> [Exercise materials]

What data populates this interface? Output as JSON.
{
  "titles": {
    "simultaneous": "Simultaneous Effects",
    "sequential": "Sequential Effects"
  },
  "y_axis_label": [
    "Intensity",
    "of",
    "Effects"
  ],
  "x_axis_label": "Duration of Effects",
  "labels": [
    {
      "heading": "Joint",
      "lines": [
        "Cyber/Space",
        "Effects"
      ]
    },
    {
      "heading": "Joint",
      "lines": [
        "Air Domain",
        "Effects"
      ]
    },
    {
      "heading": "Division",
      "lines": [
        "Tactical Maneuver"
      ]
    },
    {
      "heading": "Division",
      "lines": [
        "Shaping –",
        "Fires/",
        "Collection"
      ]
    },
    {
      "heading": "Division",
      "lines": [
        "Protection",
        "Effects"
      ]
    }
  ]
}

==

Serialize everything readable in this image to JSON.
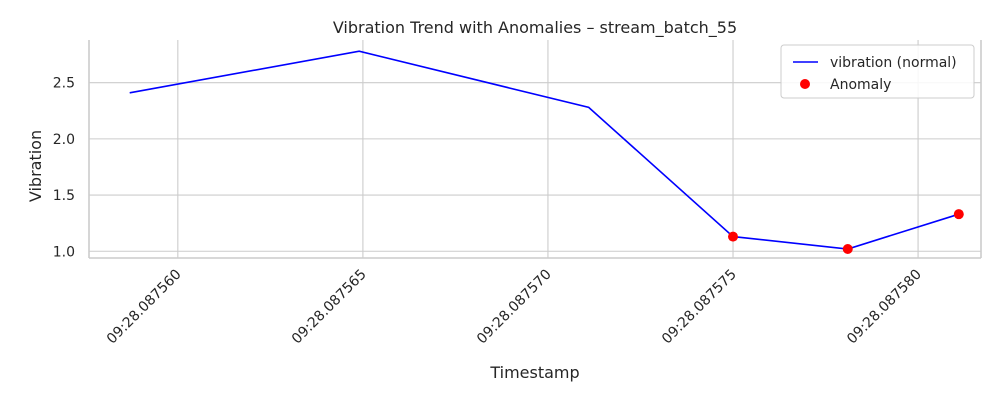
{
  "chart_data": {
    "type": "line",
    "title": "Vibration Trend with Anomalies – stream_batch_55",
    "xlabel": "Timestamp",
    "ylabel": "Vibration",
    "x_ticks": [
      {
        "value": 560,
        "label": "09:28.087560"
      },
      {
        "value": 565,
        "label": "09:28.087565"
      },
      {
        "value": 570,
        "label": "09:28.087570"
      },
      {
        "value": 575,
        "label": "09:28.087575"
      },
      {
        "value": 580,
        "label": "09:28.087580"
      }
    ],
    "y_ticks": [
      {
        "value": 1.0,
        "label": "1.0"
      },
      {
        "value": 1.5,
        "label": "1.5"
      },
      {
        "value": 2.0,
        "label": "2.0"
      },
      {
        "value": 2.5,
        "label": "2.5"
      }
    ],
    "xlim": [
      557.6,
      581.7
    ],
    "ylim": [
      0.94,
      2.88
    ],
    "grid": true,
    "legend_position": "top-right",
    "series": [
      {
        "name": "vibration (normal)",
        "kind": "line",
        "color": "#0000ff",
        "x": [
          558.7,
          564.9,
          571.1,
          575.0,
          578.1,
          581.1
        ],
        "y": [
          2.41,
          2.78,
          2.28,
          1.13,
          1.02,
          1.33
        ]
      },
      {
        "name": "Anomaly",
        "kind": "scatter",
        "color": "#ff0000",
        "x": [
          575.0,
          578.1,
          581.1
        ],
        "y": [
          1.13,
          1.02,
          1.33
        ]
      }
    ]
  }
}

> [What you will do] Across the preceding material, how many lines contain the word "Effects"? State the number alone.

> [Task response] 7